## Text to read
** BEGIN **

The plaintiff in reply contends that at all times he protested against the action of the city of Monroe in attempting to charge the improvement against him and the other property owners.

The defendant contends:

That "some time in the month of October, 1922, it was ascertained that the city of Monroe would not be able to pave Charlotte avenue in the manner ordinarily pursued by the city in the paving of its streets, and that the city would be unable to carry out its promise to pave Charlotte avenue to connect with the national highway except in accordance with the provisions of section 16, c. 2, of the Public Laws of 1921, and upon this fact appearing to the state highway commission the said Commission addressed to the mayor of the city of Monroe a letter dated October 11, 1922, directing the city of Monroe to improve the said Charlotte avenue pursuant to section 16, c. 2, of the Public Laws of 1921, and that thereupon the city of Monroe proceeded to order said Charlotte avenue paved, and the cost thereof taxed against abutting property, pursuant to section 16, c. 2, of the Public Laws of 1921; that the plaintiff took no steps to hinder or delay the paving of Charlotte avenue, but on the contrary allowed the paving to proceed, and acquiesced therein and accepted the benefits thereof, and made no protest until after the said paving was done and the plaintiff's property was benefited thereby; that the road commission of Union county paid the sum of $4,289.37 for grading Charlotte avenue from Crowell street to the city limits, and that this sum was included in the amount taxed against the abutting property owners, but defendants aver that since the institution of this action they have eliminated the said item of $4,289.37 from the amount taxed against abutting property, and have amended the assessment roll in accordance therewith, and have decreased the amounts assessed against the abutting property owners proportionately."

** END **

## Problem details
Answer these about the Charlotte avenue text:
(a) What does the plaintiff say he did at all times regarding the city's attempt to charge the improvement against him?
(b) On what date was the state highway commission's letter to the mayor of Monroe dated?
(c) How much did the road commission of Union county pay for grading Charlotte avenue from Crowell street to the city limits?
The data placed after this sentence is separate material with no connection to the Charlotte avenue text.

## Recorded information

** BEGIN **

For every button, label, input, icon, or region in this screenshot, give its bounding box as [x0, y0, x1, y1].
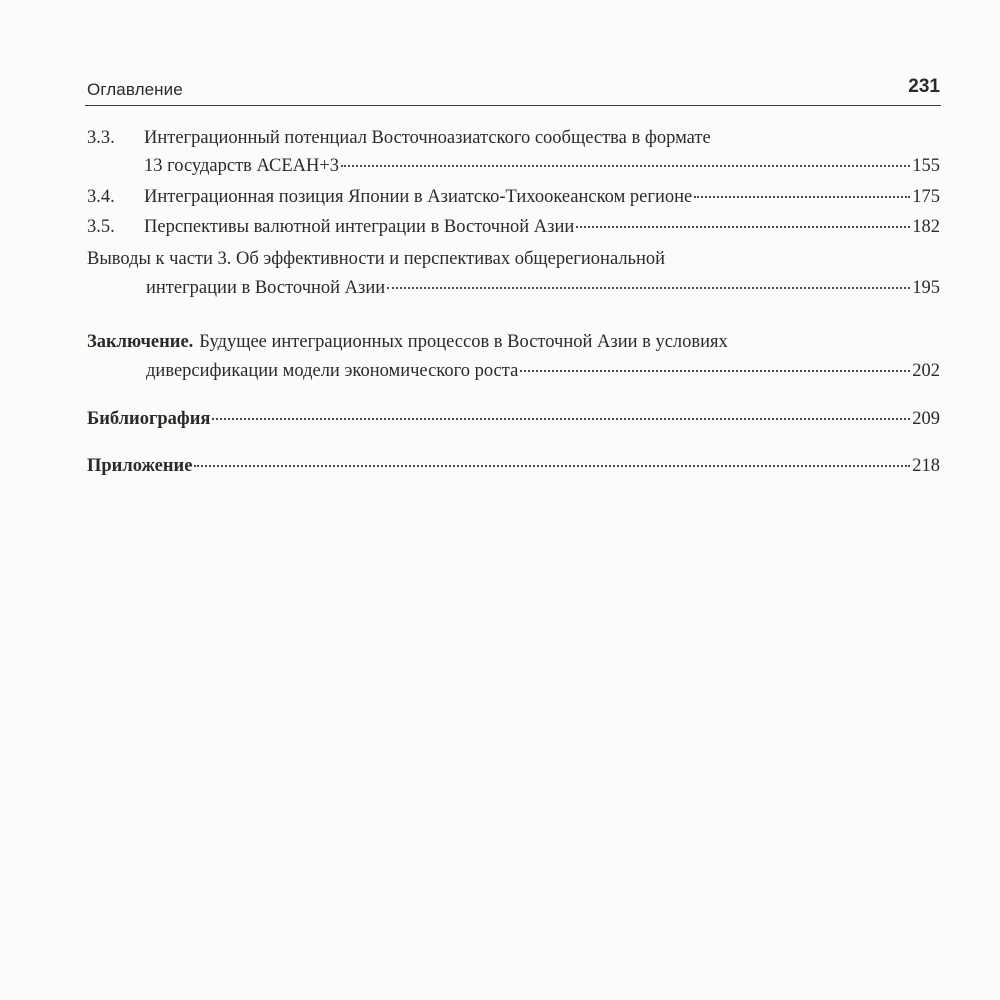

** END **

## The reply
(a) He protested against it.
(b) October 11, 1922.
(c) $4,289.37.